• **Problem to solve**
Reproduce the data exactly.
□ □ □ □ □
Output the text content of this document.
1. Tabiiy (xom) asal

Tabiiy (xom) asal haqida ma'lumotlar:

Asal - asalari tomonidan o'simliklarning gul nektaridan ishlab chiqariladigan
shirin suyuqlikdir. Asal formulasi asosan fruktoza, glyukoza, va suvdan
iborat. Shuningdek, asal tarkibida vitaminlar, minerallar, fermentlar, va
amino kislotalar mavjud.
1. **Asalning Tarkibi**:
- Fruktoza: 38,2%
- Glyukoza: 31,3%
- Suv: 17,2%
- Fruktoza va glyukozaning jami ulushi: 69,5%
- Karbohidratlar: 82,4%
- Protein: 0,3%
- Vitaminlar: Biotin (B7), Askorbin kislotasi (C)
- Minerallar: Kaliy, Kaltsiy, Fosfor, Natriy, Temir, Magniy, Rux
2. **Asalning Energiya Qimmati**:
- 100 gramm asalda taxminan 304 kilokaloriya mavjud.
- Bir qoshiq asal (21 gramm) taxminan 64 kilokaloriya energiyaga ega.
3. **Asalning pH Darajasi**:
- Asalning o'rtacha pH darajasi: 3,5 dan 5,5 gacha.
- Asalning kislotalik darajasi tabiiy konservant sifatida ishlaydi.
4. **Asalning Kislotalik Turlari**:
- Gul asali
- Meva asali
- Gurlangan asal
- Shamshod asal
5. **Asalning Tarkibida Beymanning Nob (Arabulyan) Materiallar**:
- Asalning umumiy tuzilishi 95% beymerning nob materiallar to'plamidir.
□ □ □ □ □
• **Result**
Output the text content of this document.
1. Tabiiy (xom) asal

Tabiiy (xom) asal haqida ma'lumotlar:

Asal - asalari tomonidan o'simliklarning gul nektaridan ishlab chiqariladigan
shirin suyuqlikdir. Asal formulasi asosan fruktoza, glyukoza, va suvdan
iborat. Shuningdek, asal tarkibida vitaminlar, minerallar, fermentlar, va
amino kislotalar mavjud.
1. **Asalning Tarkibi**:
- Fruktoza: 38,2%
- Glyukoza: 31,3%
- Suv: 17,2%
- Fruktoza va glyukozaning jami ulushi: 69,5%
- Karbohidratlar: 82,4%
- Protein: 0,3%
- Vitaminlar: Biotin (B7), Askorbin kislotasi (C)
- Minerallar: Kaliy, Kaltsiy, Fosfor, Natriy, Temir, Magniy, Rux
2. **Asalning Energiya Qimmati**:
- 100 gramm asalda taxminan 304 kilokaloriya mavjud.
- Bir qoshiq asal (21 gramm) taxminan 64 kilokaloriya energiyaga ega.
3. **Asalning pH Darajasi**:
- Asalning o'rtacha pH darajasi: 3,5 dan 5,5 gacha.
- Asalning kislotalik darajasi tabiiy konservant sifatida ishlaydi.
4. **Asalning Kislotalik Turlari**:
- Gul asali
- Meva asali
- Gurlangan asal
- Shamshod asal
5. **Asalning Tarkibida Beymanning Nob (Arabulyan) Materiallar**:
- Asalning umumiy tuzilishi 95% beymerning nob materiallar to'plamidir.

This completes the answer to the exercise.